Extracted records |

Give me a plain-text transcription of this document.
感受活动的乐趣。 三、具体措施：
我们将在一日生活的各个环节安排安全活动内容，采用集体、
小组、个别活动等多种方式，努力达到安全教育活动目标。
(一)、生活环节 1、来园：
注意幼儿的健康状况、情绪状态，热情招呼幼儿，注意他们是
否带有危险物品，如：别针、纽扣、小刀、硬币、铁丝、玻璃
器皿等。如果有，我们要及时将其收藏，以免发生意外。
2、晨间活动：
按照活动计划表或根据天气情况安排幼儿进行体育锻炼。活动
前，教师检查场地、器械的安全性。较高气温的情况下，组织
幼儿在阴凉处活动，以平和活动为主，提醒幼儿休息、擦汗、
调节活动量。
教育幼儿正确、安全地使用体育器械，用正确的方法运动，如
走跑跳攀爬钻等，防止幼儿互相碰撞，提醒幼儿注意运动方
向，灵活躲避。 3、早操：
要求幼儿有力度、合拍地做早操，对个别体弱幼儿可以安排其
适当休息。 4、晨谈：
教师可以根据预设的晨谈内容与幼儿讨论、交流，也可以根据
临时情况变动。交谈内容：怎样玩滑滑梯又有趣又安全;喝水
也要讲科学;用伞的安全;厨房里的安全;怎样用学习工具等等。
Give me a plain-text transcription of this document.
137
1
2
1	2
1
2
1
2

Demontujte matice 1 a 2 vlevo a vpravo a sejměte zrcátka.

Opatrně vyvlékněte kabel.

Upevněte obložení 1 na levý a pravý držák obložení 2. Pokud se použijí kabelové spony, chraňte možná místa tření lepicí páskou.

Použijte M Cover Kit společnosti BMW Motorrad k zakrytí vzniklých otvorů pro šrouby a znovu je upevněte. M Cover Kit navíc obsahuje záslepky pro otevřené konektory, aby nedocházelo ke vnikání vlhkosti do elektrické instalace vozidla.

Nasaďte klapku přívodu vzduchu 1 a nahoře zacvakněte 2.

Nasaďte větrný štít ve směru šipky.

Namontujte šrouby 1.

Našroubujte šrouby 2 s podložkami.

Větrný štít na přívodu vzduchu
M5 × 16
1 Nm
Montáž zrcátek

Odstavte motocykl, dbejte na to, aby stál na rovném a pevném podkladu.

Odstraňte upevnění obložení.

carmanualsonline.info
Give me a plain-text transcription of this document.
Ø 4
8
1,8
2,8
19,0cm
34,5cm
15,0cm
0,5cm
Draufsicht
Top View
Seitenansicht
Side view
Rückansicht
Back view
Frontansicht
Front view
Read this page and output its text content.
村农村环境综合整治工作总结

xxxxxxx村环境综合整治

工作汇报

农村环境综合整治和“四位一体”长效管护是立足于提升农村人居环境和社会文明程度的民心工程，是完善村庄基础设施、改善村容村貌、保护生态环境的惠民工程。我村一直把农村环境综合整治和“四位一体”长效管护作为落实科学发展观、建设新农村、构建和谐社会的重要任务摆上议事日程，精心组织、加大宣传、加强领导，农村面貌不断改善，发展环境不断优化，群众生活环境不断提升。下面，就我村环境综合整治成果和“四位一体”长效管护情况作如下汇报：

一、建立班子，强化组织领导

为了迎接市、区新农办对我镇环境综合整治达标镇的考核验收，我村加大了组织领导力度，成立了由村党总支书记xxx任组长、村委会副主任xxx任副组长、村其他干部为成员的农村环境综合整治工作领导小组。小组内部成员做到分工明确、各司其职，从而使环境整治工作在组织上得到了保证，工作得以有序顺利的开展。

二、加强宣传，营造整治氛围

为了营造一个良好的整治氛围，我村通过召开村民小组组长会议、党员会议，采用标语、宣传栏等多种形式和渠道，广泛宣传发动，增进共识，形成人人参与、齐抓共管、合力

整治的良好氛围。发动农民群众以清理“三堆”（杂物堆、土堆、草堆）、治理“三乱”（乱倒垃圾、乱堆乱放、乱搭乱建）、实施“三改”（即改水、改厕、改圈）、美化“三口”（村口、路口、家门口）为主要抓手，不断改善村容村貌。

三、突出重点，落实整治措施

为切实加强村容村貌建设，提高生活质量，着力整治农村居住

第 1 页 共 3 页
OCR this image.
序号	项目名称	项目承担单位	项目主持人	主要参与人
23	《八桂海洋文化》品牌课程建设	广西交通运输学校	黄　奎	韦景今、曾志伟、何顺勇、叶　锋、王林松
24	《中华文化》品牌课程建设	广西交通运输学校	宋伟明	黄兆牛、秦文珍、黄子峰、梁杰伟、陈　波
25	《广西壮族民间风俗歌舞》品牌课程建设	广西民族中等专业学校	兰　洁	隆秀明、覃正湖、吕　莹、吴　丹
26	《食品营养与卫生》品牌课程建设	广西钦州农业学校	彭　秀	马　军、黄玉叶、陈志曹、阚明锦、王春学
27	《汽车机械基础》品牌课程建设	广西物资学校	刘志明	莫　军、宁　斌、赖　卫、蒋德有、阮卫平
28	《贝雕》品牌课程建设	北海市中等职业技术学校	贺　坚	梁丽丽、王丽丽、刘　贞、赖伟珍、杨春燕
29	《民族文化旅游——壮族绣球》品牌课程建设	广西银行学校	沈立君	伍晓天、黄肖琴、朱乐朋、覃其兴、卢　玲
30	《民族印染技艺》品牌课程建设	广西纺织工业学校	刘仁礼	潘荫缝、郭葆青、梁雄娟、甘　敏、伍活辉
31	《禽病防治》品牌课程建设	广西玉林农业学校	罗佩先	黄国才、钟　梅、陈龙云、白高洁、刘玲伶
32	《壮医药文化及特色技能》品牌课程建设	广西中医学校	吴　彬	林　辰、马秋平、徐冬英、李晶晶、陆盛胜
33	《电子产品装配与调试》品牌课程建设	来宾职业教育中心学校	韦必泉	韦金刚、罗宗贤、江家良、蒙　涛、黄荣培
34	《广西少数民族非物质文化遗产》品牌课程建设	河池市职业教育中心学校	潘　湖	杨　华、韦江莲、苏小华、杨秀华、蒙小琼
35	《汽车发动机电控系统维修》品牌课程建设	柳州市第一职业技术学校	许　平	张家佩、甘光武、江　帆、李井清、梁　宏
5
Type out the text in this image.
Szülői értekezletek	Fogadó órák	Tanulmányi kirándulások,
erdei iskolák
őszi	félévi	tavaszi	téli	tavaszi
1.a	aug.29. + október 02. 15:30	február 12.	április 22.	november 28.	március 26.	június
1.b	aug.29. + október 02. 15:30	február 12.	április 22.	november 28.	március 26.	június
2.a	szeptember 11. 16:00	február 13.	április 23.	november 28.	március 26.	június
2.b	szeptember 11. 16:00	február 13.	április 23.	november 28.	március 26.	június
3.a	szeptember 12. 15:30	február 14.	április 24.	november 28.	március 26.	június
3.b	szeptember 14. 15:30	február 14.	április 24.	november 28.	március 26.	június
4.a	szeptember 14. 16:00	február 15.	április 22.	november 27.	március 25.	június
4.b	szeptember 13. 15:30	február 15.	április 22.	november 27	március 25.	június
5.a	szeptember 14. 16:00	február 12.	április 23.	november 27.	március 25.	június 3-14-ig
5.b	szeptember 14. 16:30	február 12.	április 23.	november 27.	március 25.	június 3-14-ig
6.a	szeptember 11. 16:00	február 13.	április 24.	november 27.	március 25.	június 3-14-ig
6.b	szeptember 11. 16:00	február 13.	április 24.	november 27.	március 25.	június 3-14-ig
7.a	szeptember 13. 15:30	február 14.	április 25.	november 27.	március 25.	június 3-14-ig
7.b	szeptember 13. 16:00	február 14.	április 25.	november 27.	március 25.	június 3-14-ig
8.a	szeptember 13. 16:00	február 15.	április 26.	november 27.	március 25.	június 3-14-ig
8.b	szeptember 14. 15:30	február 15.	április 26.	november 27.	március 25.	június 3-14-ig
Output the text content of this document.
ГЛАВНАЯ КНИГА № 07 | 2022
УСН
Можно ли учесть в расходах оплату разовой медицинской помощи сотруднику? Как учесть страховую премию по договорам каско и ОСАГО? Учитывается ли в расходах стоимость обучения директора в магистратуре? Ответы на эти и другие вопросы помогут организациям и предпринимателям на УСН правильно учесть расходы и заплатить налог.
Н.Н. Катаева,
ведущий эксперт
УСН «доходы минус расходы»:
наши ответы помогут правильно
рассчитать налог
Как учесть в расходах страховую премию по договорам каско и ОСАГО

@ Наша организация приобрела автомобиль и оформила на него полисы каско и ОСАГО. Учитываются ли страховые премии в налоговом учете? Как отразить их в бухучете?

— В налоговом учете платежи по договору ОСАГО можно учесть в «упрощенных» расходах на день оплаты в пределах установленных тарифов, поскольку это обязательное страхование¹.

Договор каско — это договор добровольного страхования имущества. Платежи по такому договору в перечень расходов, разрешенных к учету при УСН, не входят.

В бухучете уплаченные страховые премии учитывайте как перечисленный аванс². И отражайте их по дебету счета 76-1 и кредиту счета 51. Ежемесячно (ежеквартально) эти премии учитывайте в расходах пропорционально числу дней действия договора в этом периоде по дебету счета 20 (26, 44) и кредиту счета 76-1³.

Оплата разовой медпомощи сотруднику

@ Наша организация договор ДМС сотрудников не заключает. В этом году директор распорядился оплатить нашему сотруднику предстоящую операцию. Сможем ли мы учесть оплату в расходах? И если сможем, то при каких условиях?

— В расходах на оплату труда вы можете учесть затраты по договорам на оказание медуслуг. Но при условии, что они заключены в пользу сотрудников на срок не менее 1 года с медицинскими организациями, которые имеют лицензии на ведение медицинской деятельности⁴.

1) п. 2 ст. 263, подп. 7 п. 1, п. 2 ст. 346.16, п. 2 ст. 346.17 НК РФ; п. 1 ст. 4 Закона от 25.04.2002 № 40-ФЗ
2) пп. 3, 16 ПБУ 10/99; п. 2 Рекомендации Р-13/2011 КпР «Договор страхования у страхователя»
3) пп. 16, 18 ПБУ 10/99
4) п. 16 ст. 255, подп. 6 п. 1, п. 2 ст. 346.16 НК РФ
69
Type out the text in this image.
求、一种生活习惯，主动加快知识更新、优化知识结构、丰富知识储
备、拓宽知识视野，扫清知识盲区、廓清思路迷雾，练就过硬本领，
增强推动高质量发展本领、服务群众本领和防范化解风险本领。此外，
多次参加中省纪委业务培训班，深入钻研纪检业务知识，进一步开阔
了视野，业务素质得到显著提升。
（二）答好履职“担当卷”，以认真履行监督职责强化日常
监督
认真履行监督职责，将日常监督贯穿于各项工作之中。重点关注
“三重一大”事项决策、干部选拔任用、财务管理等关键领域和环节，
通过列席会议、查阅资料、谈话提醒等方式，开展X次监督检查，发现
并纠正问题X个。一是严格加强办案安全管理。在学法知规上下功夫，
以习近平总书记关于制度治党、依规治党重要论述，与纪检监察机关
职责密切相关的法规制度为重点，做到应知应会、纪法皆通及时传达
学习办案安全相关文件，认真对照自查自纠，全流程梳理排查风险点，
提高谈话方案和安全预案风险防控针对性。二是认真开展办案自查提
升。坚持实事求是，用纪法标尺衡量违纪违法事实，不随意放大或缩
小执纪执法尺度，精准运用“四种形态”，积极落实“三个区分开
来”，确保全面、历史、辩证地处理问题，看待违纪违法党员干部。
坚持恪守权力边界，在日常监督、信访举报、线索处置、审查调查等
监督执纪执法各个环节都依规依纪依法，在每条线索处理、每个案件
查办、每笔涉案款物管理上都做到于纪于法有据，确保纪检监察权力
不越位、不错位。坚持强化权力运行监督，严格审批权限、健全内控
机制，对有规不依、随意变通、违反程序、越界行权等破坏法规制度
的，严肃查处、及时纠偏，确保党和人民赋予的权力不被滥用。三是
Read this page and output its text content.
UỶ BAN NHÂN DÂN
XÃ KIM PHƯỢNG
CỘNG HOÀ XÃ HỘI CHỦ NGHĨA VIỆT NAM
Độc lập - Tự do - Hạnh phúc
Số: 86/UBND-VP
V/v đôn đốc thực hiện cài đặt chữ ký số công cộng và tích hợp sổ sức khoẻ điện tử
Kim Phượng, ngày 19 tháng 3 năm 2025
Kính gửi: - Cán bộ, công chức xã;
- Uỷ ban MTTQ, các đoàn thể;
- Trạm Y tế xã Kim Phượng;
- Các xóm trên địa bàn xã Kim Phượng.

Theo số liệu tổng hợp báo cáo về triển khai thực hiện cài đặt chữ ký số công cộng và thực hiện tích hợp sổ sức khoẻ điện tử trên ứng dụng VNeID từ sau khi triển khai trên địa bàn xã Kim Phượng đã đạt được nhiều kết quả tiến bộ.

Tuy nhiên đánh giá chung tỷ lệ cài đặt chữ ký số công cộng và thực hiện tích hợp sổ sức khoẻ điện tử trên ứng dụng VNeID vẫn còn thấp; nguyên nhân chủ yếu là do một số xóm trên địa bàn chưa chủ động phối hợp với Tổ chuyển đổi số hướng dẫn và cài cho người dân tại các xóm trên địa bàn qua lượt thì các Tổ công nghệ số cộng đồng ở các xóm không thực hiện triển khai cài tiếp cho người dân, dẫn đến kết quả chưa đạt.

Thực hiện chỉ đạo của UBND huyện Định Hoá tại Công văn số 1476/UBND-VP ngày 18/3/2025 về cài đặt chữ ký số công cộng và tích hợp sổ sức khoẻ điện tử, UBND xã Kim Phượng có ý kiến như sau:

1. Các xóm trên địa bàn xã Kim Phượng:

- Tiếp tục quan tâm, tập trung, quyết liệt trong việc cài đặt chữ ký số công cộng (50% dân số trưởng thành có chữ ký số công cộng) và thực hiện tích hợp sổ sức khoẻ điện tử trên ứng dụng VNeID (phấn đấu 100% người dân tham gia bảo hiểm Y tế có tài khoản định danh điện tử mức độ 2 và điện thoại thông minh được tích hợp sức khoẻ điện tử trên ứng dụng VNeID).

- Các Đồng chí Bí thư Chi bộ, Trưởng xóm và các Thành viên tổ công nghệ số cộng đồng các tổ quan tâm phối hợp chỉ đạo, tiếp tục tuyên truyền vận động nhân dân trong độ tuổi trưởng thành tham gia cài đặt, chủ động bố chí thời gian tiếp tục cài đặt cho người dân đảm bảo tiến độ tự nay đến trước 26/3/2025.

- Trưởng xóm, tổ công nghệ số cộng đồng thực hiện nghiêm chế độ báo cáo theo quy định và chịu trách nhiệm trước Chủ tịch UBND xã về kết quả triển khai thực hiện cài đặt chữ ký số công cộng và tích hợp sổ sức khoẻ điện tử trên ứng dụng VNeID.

Task description |
Only a number is wanted: how many lines of the data above contain "договору"?

Task answer |
2